Given request: Pull every line that holds the word "this" from the entries.

(Records from a data collection)
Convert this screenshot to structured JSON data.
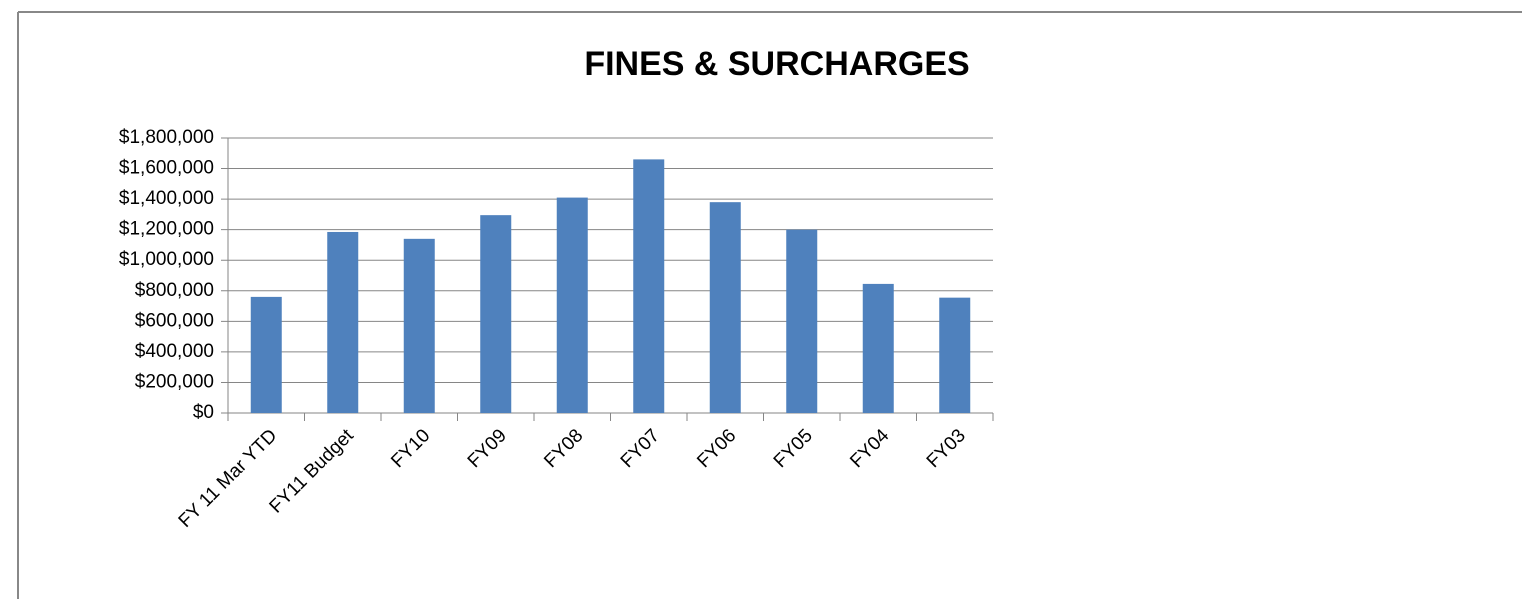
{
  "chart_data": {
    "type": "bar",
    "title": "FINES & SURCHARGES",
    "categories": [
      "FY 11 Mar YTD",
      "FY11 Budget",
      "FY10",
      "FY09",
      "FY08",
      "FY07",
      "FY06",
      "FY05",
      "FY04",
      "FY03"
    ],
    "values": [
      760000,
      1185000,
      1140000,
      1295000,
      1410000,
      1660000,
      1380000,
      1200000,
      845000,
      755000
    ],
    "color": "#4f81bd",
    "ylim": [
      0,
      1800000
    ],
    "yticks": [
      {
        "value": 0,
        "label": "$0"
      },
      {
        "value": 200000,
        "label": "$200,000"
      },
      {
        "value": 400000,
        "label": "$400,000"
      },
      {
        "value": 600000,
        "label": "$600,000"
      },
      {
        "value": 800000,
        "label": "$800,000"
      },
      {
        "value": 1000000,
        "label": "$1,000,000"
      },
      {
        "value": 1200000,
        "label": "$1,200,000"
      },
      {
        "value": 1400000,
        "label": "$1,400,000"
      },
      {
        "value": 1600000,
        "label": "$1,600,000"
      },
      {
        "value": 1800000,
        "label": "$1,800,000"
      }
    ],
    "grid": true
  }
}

---

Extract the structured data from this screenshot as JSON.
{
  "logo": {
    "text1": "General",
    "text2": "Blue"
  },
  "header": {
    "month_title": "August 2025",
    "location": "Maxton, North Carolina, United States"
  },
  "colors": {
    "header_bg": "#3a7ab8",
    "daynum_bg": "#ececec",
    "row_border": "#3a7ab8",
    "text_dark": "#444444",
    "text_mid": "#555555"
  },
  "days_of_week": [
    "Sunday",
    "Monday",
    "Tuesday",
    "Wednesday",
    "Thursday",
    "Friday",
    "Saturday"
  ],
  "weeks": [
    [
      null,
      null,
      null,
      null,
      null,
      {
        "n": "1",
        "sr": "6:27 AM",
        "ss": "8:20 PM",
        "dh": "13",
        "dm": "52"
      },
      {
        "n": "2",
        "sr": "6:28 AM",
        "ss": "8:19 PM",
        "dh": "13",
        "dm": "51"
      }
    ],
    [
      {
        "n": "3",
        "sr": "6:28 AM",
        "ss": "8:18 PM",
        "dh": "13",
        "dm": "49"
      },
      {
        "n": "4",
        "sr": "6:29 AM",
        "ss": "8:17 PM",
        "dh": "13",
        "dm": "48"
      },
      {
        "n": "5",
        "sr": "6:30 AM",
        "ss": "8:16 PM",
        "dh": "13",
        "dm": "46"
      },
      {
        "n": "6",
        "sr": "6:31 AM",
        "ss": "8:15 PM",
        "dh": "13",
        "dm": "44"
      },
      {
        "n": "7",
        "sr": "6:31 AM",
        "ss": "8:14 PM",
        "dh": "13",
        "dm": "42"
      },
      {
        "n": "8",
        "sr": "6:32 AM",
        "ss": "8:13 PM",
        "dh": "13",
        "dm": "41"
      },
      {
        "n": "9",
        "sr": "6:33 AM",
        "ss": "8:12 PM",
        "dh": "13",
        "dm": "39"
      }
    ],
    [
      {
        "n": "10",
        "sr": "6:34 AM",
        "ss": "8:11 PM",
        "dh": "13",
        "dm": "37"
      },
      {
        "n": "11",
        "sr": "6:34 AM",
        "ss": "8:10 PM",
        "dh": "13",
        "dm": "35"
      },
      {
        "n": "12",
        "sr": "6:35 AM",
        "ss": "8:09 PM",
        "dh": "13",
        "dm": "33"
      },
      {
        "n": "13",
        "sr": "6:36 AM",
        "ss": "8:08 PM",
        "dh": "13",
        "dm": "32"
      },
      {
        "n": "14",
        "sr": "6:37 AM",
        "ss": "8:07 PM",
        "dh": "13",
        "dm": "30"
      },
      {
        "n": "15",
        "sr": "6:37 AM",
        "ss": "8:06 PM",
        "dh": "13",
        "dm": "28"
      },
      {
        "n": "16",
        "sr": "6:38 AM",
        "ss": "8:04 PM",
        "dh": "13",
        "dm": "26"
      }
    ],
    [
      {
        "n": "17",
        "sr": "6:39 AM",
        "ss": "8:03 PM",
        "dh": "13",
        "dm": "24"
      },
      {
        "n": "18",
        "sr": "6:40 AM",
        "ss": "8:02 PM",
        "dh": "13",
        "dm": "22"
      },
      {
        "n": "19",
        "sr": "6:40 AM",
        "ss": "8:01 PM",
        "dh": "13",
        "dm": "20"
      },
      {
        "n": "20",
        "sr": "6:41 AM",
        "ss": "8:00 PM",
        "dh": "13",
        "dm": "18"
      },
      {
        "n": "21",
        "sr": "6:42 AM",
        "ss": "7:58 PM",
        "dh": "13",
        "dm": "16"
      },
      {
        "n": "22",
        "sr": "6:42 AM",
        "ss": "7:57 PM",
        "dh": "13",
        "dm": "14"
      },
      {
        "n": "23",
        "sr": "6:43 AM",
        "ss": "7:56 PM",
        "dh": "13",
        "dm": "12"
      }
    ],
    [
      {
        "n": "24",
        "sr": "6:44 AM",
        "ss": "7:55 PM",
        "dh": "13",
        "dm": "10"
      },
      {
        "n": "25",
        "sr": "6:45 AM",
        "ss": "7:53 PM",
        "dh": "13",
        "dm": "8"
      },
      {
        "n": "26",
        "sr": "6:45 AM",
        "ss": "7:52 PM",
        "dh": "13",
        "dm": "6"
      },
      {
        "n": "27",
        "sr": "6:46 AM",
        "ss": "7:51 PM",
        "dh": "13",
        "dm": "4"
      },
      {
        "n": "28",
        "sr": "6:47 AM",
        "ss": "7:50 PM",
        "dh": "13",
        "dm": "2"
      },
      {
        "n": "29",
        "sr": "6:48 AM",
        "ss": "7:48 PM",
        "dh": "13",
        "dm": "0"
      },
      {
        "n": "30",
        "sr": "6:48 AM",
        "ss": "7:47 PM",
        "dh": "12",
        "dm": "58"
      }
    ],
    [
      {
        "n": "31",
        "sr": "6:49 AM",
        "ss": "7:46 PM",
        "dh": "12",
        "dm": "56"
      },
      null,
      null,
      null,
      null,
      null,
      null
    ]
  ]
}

==

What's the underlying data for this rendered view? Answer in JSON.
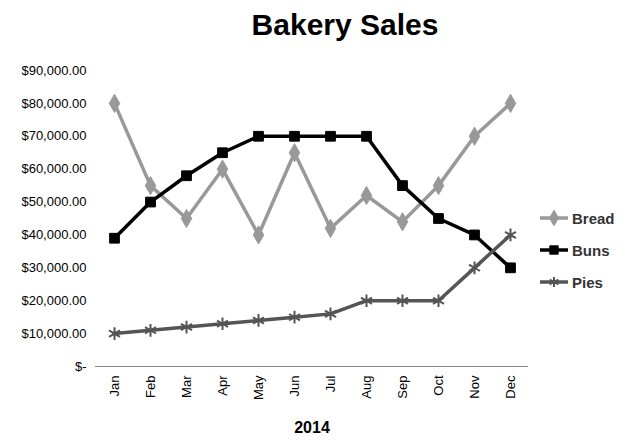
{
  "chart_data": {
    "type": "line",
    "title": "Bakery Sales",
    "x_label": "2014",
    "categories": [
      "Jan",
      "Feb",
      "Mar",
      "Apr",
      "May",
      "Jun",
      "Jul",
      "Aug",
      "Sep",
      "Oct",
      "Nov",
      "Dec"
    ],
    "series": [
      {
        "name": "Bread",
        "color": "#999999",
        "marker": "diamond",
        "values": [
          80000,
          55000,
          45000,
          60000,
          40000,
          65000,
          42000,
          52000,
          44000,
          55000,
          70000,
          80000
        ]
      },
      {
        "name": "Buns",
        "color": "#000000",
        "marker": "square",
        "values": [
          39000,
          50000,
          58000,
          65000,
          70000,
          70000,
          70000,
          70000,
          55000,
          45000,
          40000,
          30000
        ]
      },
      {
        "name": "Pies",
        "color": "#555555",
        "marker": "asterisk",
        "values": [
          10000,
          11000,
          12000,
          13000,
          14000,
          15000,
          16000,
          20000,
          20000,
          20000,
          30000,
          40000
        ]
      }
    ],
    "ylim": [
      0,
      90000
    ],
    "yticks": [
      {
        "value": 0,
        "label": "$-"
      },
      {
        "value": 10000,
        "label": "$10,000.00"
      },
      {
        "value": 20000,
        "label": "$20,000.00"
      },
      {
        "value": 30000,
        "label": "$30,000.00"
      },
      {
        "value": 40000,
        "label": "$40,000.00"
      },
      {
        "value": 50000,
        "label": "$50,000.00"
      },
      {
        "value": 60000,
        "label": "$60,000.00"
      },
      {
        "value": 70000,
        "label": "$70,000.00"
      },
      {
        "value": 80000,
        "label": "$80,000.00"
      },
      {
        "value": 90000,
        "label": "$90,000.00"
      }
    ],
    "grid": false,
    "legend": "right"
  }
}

Task answer:
Convert this screenshot to structured JSON data.
Extract the structured data from this screenshot as JSON.
What's the underlying data for this rendered view? Answer in JSON.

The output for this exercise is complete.